§ **WHAT TO PRODUCE**
In the copy, include every entry exactly but none of the pictures.

A run of records
/---

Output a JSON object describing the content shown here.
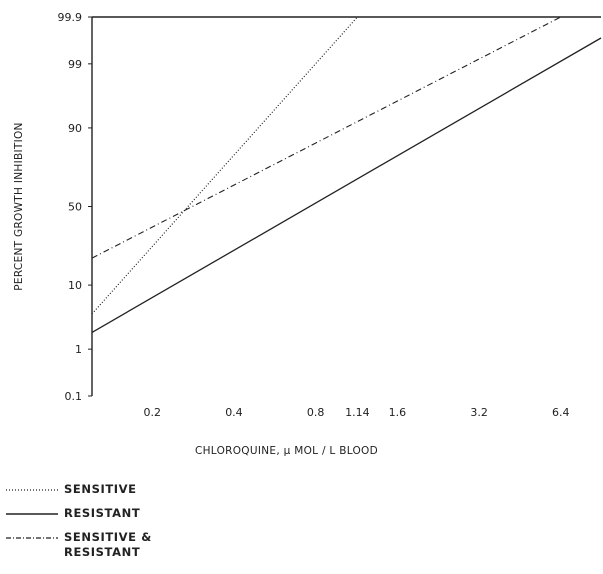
{
  "chart_data": {
    "type": "line",
    "xlabel": "CHLOROQUINE, μ MOL / L BLOOD",
    "ylabel": "PERCENT GROWTH INHIBITION",
    "x_ticks": [
      "0.2",
      "0.4",
      "0.8",
      "1.14",
      "1.6",
      "3.2",
      "6.4"
    ],
    "x_tick_values": [
      0.2,
      0.4,
      0.8,
      1.14,
      1.6,
      3.2,
      6.4
    ],
    "y_ticks": [
      "0.1",
      "1",
      "10",
      "50",
      "90",
      "99",
      "99.9"
    ],
    "y_tick_values": [
      0.1,
      1,
      10,
      50,
      90,
      99,
      99.9
    ],
    "x_scale": "log",
    "y_scale": "probability",
    "xlim": [
      0.12,
      9.0
    ],
    "ylim": [
      0.1,
      99.9
    ],
    "series": [
      {
        "name": "SENSITIVE",
        "style": "dotted",
        "points": [
          [
            0.12,
            4
          ],
          [
            1.14,
            99.9
          ]
        ]
      },
      {
        "name": "RESISTANT",
        "style": "solid",
        "points": [
          [
            0.12,
            2
          ],
          [
            9.0,
            99.7
          ]
        ]
      },
      {
        "name": "SENSITIVE & RESISTANT",
        "style": "dashdot",
        "points": [
          [
            0.12,
            20
          ],
          [
            6.4,
            99.9
          ]
        ]
      }
    ]
  },
  "legend": {
    "items": [
      {
        "label": "SENSITIVE",
        "line2": ""
      },
      {
        "label": "RESISTANT",
        "line2": ""
      },
      {
        "label": "SENSITIVE &",
        "line2": "RESISTANT"
      }
    ]
  }
}
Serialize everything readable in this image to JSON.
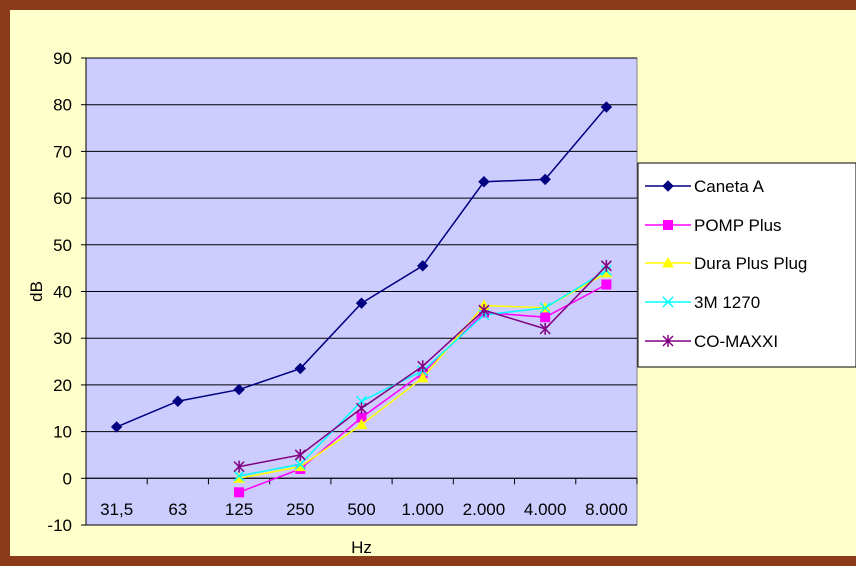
{
  "chart_data": {
    "type": "line",
    "title": "",
    "xlabel": "Hz",
    "ylabel": "dB",
    "ylim": [
      -10,
      90
    ],
    "yticks": [
      -10,
      0,
      10,
      20,
      30,
      40,
      50,
      60,
      70,
      80,
      90
    ],
    "grid": true,
    "legend_position": "right",
    "plot_background": "#CCCCFF",
    "categories": [
      "31,5",
      "63",
      "125",
      "250",
      "500",
      "1.000",
      "2.000",
      "4.000",
      "8.000"
    ],
    "series": [
      {
        "name": "Caneta A",
        "color": "#000080",
        "marker": "diamond",
        "values": [
          11,
          16.5,
          19,
          23.5,
          37.5,
          45.5,
          63.5,
          64,
          79.5
        ]
      },
      {
        "name": " POMP Plus",
        "color": "#FF00FF",
        "marker": "square",
        "values": [
          null,
          null,
          -3,
          2,
          13,
          22.5,
          35.5,
          34.5,
          41.5
        ]
      },
      {
        "name": "Dura Plus Plug",
        "color": "#FFFF00",
        "marker": "triangle",
        "values": [
          null,
          null,
          0,
          2.5,
          11.5,
          21.5,
          37,
          36.5,
          44
        ]
      },
      {
        "name": "3M 1270",
        "color": "#00FFFF",
        "marker": "x",
        "values": [
          null,
          null,
          0.5,
          3,
          16.5,
          23,
          35,
          36.5,
          44.5
        ]
      },
      {
        "name": "CO-MAXXI",
        "color": "#800080",
        "marker": "star",
        "values": [
          null,
          null,
          2.5,
          5,
          15,
          24,
          36,
          32,
          45.5
        ]
      }
    ]
  }
}
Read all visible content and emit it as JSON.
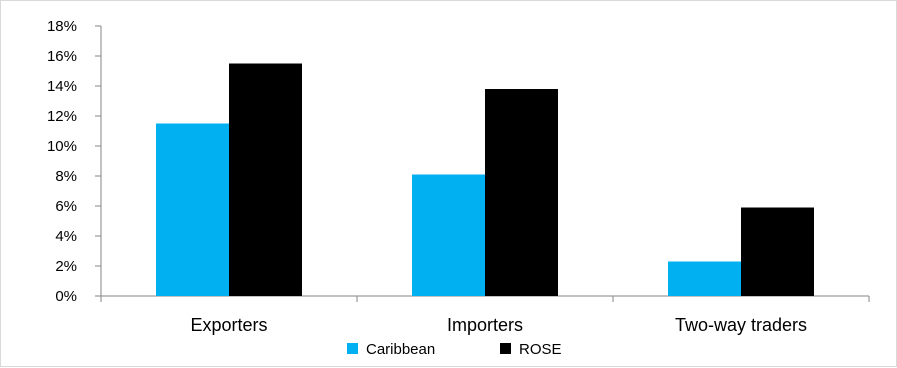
{
  "chart_data": {
    "type": "bar",
    "title": "",
    "xlabel": "",
    "ylabel": "",
    "categories": [
      "Exporters",
      "Importers",
      "Two-way traders"
    ],
    "series": [
      {
        "name": "Caribbean",
        "color": "#00b0f0",
        "values": [
          11.5,
          8.1,
          2.3
        ]
      },
      {
        "name": "ROSE",
        "color": "#000000",
        "values": [
          15.5,
          13.8,
          5.9
        ]
      }
    ],
    "ylim": [
      0,
      18
    ],
    "y_ticks": [
      "0%",
      "2%",
      "4%",
      "6%",
      "8%",
      "10%",
      "12%",
      "14%",
      "16%",
      "18%"
    ],
    "grid": false,
    "legend_position": "bottom"
  }
}
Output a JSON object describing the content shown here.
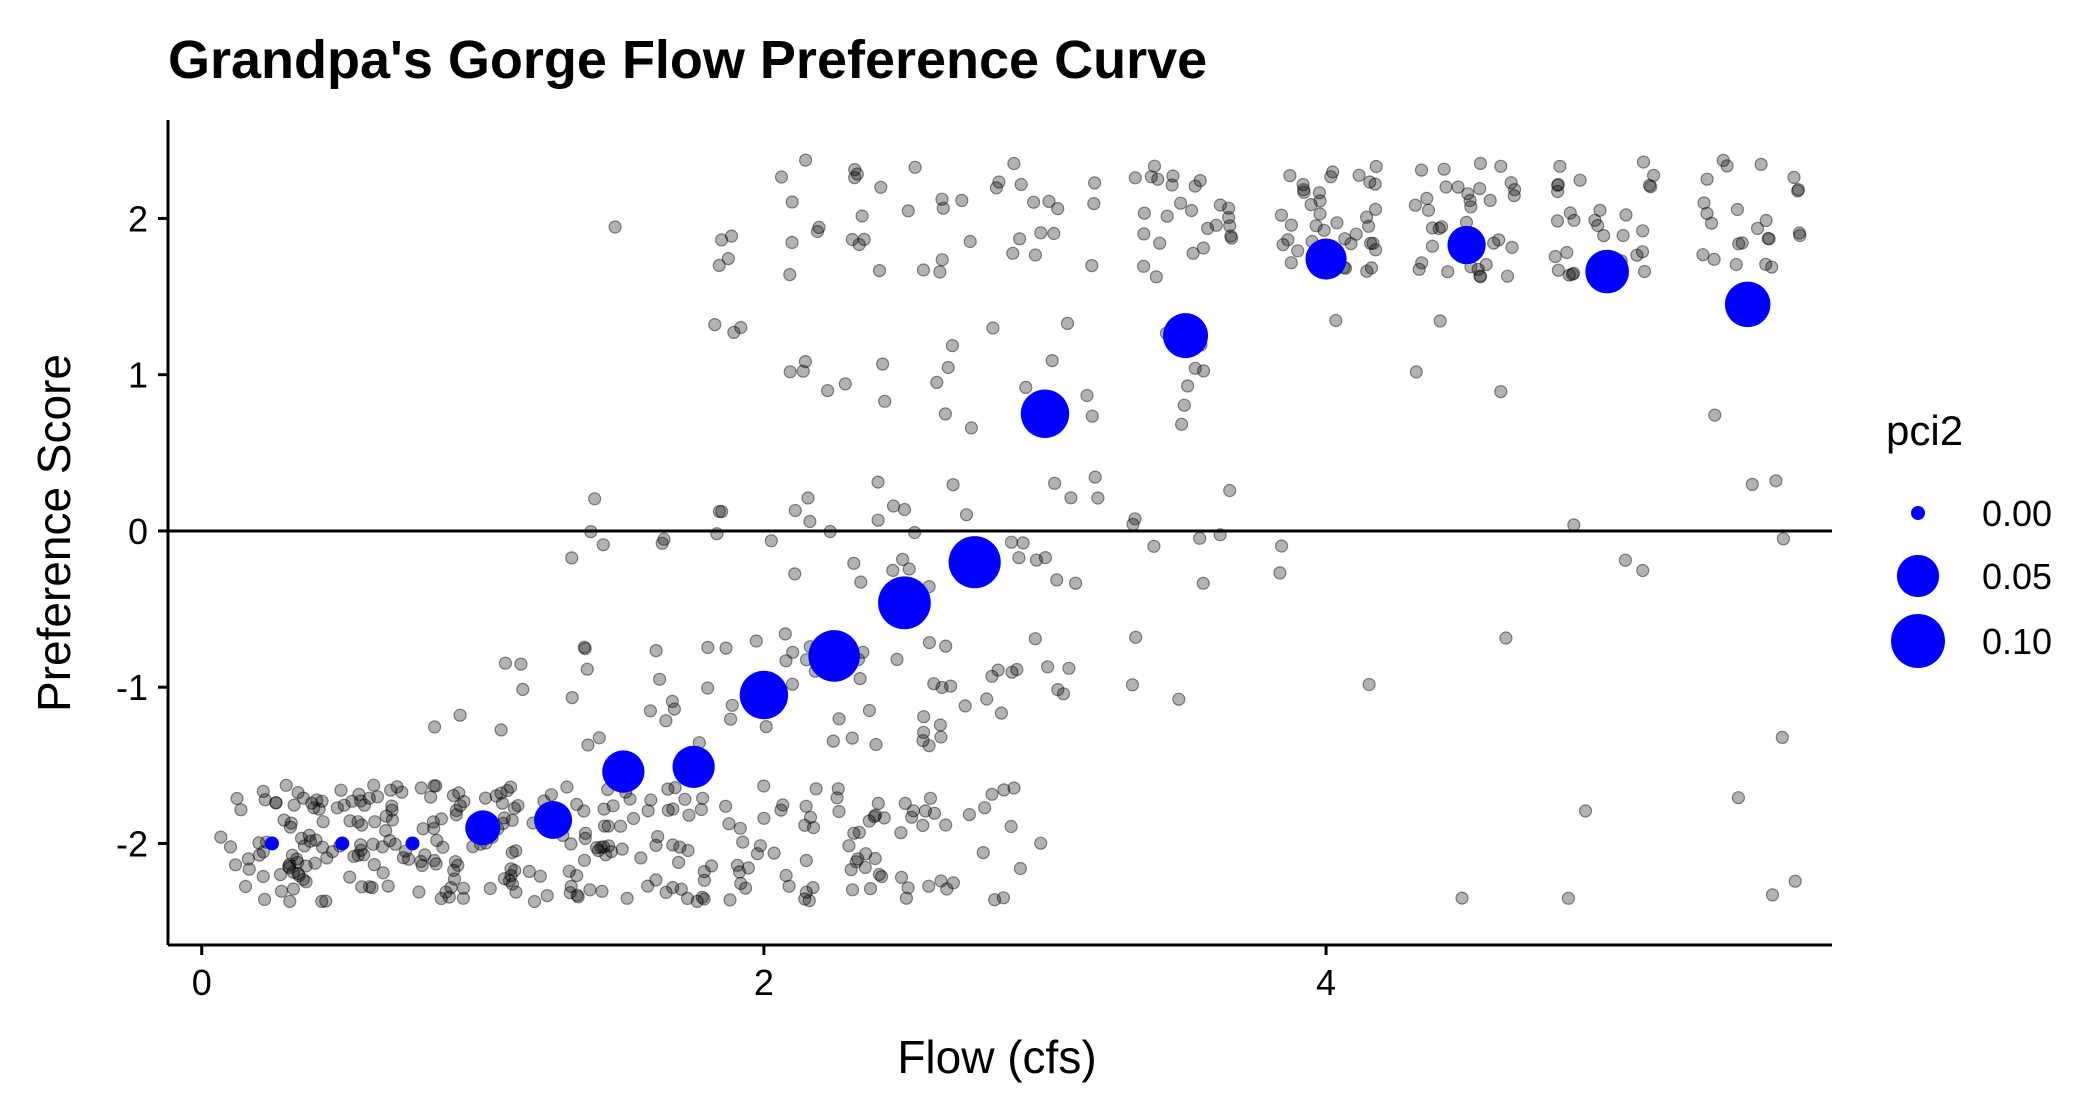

\---

§ **SOLUTION TO THIS TASK**
Output a JSON object describing the content shown here.
{
  "chart_data": {
    "type": "line",
    "xlabel": "CHLOROQUINE, μ MOL / L BLOOD",
    "ylabel": "PERCENT GROWTH INHIBITION",
    "x_ticks": [
      "0.2",
      "0.4",
      "0.8",
      "1.14",
      "1.6",
      "3.2",
      "6.4"
    ],
    "x_tick_values": [
      0.2,
      0.4,
      0.8,
      1.14,
      1.6,
      3.2,
      6.4
    ],
    "y_ticks": [
      "0.1",
      "1",
      "10",
      "50",
      "90",
      "99",
      "99.9"
    ],
    "y_tick_values": [
      0.1,
      1,
      10,
      50,
      90,
      99,
      99.9
    ],
    "x_scale": "log",
    "y_scale": "probability",
    "xlim": [
      0.12,
      9.0
    ],
    "ylim": [
      0.1,
      99.9
    ],
    "series": [
      {
        "name": "SENSITIVE",
        "style": "dotted",
        "points": [
          [
            0.12,
            4
          ],
          [
            1.14,
            99.9
          ]
        ]
      },
      {
        "name": "RESISTANT",
        "style": "solid",
        "points": [
          [
            0.12,
            2
          ],
          [
            9.0,
            99.7
          ]
        ]
      },
      {
        "name": "SENSITIVE & RESISTANT",
        "style": "dashdot",
        "points": [
          [
            0.12,
            20
          ],
          [
            6.4,
            99.9
          ]
        ]
      }
    ]
  },
  "legend": {
    "items": [
      {
        "label": "SENSITIVE",
        "line2": ""
      },
      {
        "label": "RESISTANT",
        "line2": ""
      },
      {
        "label": "SENSITIVE &",
        "line2": "RESISTANT"
      }
    ]
  }
}
Serialize everything readable in this image to JSON.
{
  "chart_data": {
    "type": "line",
    "title": "",
    "xlabel": "Hz",
    "ylabel": "dB",
    "ylim": [
      -10,
      90
    ],
    "yticks": [
      -10,
      0,
      10,
      20,
      30,
      40,
      50,
      60,
      70,
      80,
      90
    ],
    "grid": true,
    "legend_position": "right",
    "plot_background": "#CCCCFF",
    "categories": [
      "31,5",
      "63",
      "125",
      "250",
      "500",
      "1.000",
      "2.000",
      "4.000",
      "8.000"
    ],
    "series": [
      {
        "name": "Caneta A",
        "color": "#000080",
        "marker": "diamond",
        "values": [
          11,
          16.5,
          19,
          23.5,
          37.5,
          45.5,
          63.5,
          64,
          79.5
        ]
      },
      {
        "name": " POMP Plus",
        "color": "#FF00FF",
        "marker": "square",
        "values": [
          null,
          null,
          -3,
          2,
          13,
          22.5,
          35.5,
          34.5,
          41.5
        ]
      },
      {
        "name": "Dura Plus Plug",
        "color": "#FFFF00",
        "marker": "triangle",
        "values": [
          null,
          null,
          0,
          2.5,
          11.5,
          21.5,
          37,
          36.5,
          44
        ]
      },
      {
        "name": "3M 1270",
        "color": "#00FFFF",
        "marker": "x",
        "values": [
          null,
          null,
          0.5,
          3,
          16.5,
          23,
          35,
          36.5,
          44.5
        ]
      },
      {
        "name": "CO-MAXXI",
        "color": "#800080",
        "marker": "star",
        "values": [
          null,
          null,
          2.5,
          5,
          15,
          24,
          36,
          32,
          45.5
        ]
      }
    ]
  }
}
Read all visible content and emit it as JSON.
{
  "chart_data": {
    "type": "bar",
    "title": "",
    "xlabel": "",
    "ylabel": "",
    "categories": [
      "Exporters",
      "Importers",
      "Two-way traders"
    ],
    "series": [
      {
        "name": "Caribbean",
        "color": "#00b0f0",
        "values": [
          11.5,
          8.1,
          2.3
        ]
      },
      {
        "name": "ROSE",
        "color": "#000000",
        "values": [
          15.5,
          13.8,
          5.9
        ]
      }
    ],
    "ylim": [
      0,
      18
    ],
    "y_ticks": [
      "0%",
      "2%",
      "4%",
      "6%",
      "8%",
      "10%",
      "12%",
      "14%",
      "16%",
      "18%"
    ],
    "grid": false,
    "legend_position": "bottom"
  }
}
Output a JSON object describing the content shown here.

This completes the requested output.